» Objetivo del ejercicio
Extrae de la entrevista, sin ningún cambio, el fragmento que va desde "Por falta de" hasta "una vieja joven?".

» Texto del documento
Sí. Y es un proceso lento.
Es un clásico en el otoño de la vida. ¿Por qué no lo hacemos antes?
Por falta de paciencia. El jardín requiere un tempo que está reñido con la urgencia de la juventud, a no ser que seas un niño viejo, que también los hay. Yo lo era: hacía punto, me iba con las señoras a hacer clases de cocina…
¿Va a ser una vieja joven?
Sí, ¿no? En algún momento hay que desmadrarse.
Pero lo suyo no es un jardín. Es un campo de producción… Como si no supiera dejar los negocios.
Es mi parte fenicia. Aunque no es rentable, mantiene los gastos. La gente se cree que estoy forrada. Pero todo lo que he hecho ha sido empezando de cero.
¿No heredó de su padre?

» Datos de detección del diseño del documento
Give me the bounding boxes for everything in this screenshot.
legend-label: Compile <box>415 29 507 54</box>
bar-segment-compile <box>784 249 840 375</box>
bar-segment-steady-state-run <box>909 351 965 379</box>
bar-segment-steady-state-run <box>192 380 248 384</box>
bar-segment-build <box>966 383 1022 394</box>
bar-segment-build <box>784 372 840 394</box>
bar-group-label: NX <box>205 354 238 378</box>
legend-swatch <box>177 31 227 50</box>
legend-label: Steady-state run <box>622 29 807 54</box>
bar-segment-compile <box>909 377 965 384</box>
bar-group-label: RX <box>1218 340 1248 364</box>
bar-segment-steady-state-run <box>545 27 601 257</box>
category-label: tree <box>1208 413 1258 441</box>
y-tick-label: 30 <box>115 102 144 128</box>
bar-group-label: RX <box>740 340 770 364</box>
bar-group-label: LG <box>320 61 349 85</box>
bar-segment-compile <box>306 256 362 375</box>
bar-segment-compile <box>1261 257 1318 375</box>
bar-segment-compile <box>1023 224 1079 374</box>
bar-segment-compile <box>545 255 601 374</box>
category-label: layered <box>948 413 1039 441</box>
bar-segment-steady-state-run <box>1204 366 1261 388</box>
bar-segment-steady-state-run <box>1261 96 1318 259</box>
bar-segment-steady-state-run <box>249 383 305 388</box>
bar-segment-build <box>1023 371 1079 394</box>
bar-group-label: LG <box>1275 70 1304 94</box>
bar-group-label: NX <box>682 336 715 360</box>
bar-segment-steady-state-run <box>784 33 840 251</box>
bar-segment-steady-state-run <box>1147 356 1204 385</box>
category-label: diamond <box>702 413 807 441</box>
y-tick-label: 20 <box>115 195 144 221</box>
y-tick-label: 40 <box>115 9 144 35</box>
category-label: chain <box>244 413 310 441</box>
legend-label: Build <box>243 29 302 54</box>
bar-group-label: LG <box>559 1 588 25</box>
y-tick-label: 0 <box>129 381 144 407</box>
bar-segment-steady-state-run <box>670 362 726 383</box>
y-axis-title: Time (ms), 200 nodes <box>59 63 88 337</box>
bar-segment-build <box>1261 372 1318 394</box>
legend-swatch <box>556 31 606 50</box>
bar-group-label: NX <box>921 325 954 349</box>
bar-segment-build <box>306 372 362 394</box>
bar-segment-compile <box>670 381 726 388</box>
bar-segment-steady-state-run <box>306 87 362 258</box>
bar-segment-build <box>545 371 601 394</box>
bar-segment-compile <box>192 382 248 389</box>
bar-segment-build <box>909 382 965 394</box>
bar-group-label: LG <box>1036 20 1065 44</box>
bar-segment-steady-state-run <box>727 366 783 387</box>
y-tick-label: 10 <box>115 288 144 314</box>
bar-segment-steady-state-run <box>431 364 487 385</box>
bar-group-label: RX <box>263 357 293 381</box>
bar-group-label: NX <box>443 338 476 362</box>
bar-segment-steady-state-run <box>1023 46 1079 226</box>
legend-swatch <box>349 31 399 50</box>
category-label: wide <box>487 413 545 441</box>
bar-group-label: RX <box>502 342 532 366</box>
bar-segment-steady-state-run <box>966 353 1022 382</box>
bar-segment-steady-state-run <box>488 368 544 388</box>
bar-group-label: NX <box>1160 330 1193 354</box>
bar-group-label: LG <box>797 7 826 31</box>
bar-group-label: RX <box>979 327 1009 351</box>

» Resultado del ejercicio
Por falta de paciencia. El jardín requiere un tempo que está reñido con la urgencia de la juventud, a no ser que seas un niño viejo, que también los hay. Yo lo era: hacía punto, me iba con las señoras a hacer clases de cocina…
¿Va a ser una vieja joven?